Data entries:
* BEGIN *

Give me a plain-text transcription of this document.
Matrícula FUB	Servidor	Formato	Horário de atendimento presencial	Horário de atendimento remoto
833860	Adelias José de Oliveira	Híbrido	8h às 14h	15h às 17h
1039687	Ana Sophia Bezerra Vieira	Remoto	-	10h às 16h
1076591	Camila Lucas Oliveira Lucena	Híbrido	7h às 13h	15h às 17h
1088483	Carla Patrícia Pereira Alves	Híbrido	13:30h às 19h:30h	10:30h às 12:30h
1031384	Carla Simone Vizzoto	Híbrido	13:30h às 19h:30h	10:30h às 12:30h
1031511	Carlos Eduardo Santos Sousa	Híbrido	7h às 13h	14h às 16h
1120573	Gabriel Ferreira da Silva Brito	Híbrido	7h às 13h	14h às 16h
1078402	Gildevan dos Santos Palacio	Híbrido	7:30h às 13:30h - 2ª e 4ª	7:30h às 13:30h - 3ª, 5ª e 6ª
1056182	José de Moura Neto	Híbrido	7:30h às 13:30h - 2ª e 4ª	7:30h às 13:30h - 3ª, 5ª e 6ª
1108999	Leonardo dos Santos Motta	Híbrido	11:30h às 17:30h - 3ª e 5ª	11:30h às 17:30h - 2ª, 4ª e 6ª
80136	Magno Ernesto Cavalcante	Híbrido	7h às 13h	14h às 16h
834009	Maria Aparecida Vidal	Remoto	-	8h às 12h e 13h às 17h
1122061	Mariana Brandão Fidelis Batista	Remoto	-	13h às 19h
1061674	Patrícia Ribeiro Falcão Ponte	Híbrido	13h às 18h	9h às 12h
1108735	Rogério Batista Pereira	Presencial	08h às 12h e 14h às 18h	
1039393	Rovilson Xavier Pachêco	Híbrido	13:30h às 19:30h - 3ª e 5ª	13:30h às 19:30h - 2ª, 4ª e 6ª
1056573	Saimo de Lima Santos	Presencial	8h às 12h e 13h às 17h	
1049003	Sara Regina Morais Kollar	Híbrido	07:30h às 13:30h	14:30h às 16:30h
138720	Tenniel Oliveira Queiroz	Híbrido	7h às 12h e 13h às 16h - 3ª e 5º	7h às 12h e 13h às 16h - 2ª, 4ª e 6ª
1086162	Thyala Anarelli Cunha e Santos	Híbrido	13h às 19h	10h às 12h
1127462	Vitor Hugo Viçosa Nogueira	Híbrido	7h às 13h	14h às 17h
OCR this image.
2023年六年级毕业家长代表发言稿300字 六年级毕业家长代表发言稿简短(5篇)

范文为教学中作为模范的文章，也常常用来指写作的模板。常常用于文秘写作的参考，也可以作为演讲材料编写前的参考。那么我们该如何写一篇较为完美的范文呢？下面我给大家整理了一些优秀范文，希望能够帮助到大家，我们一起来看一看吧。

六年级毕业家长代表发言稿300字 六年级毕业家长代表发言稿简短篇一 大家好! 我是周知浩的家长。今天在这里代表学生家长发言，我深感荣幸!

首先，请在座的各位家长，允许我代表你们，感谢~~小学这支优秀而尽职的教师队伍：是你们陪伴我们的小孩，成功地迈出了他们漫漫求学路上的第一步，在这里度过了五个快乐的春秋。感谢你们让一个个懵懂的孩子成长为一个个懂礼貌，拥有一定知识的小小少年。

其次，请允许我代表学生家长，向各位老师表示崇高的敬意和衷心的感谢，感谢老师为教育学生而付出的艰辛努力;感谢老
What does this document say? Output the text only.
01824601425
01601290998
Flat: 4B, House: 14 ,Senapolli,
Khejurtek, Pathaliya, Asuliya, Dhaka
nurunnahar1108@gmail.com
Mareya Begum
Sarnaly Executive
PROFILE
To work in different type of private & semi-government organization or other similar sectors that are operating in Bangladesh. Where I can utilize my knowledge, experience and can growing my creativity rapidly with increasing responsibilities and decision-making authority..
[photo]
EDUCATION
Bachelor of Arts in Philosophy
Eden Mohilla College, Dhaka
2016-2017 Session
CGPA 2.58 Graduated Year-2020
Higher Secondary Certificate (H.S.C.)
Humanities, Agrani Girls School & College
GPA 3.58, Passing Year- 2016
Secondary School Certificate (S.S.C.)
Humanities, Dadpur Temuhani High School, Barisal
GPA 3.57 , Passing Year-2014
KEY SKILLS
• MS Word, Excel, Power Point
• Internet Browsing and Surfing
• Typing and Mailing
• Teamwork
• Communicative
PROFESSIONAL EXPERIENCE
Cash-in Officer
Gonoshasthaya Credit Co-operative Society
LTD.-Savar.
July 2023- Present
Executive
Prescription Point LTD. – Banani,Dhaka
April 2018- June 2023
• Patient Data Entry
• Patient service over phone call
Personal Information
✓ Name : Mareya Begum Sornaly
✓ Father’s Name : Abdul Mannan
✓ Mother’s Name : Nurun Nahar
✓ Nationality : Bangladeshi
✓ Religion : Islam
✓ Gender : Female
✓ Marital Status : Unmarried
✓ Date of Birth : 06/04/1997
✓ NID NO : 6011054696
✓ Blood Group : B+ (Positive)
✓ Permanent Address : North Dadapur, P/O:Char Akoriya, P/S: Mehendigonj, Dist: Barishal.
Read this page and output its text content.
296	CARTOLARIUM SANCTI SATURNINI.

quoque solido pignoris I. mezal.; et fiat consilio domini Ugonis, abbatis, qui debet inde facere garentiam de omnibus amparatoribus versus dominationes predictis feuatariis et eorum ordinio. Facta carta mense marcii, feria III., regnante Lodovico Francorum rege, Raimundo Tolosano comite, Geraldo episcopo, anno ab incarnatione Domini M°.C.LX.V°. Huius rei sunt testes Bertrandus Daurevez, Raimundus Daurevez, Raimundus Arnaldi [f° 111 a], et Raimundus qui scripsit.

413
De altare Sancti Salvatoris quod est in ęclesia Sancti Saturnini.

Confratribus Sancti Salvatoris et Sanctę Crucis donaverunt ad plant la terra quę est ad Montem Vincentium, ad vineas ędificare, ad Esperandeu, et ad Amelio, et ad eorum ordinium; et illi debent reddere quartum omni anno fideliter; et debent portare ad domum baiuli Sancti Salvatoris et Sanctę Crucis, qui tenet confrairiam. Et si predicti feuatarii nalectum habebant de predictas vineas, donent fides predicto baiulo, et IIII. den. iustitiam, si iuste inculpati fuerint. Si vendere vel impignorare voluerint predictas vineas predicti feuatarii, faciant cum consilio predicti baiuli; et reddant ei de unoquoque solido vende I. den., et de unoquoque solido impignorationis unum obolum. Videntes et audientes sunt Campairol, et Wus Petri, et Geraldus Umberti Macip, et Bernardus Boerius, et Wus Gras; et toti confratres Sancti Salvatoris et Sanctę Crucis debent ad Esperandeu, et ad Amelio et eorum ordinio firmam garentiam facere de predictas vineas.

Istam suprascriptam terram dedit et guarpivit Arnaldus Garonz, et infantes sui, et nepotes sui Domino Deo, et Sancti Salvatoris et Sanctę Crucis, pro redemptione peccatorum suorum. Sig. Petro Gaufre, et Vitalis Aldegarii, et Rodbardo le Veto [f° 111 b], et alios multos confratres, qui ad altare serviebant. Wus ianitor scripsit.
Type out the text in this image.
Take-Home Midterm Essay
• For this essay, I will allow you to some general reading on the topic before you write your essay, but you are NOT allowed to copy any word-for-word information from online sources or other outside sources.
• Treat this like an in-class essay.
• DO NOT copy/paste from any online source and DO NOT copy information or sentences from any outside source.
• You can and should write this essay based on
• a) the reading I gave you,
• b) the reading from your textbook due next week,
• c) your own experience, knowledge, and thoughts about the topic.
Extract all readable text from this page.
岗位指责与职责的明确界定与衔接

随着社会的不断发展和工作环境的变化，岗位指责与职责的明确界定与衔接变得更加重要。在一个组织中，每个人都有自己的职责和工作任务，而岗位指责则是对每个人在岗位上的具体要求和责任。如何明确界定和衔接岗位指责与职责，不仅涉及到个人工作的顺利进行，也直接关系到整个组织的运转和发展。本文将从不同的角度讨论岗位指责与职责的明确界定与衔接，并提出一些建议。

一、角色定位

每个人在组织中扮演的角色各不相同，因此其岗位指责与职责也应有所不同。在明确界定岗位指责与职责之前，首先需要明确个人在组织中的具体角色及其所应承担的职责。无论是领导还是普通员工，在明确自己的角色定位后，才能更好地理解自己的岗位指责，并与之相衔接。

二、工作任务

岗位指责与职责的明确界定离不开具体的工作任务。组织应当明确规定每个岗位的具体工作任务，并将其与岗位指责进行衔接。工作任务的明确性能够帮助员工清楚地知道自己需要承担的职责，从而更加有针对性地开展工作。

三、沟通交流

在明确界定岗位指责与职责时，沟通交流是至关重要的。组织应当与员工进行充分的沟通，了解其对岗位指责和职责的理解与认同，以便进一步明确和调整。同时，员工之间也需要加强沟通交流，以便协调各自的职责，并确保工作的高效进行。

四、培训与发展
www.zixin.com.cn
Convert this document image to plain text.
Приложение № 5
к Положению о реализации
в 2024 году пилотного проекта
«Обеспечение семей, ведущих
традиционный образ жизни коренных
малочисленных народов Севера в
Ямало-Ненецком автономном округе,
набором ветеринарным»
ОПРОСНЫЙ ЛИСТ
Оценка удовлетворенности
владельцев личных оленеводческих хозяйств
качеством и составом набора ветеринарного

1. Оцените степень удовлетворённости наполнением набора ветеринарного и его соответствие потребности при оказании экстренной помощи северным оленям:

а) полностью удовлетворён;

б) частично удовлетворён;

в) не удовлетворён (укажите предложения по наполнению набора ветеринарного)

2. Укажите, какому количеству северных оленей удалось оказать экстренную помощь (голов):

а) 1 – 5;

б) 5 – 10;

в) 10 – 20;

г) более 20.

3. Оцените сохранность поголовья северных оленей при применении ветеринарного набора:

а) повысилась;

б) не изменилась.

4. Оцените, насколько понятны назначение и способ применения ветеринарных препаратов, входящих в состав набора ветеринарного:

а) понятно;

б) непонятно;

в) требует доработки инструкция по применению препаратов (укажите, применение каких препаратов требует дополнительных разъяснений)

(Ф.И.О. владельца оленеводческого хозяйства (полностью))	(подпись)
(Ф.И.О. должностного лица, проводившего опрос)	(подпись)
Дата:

* END *

In the entries above, find every line holding the word "topic" and copy it out.

• For this essay, I will allow you to some general reading on the topic before you write your essay, but you are NOT allowed to copy any word-for-word information from online sources or other outside sources.
• c) your own experience, knowledge, and thoughts about the topic.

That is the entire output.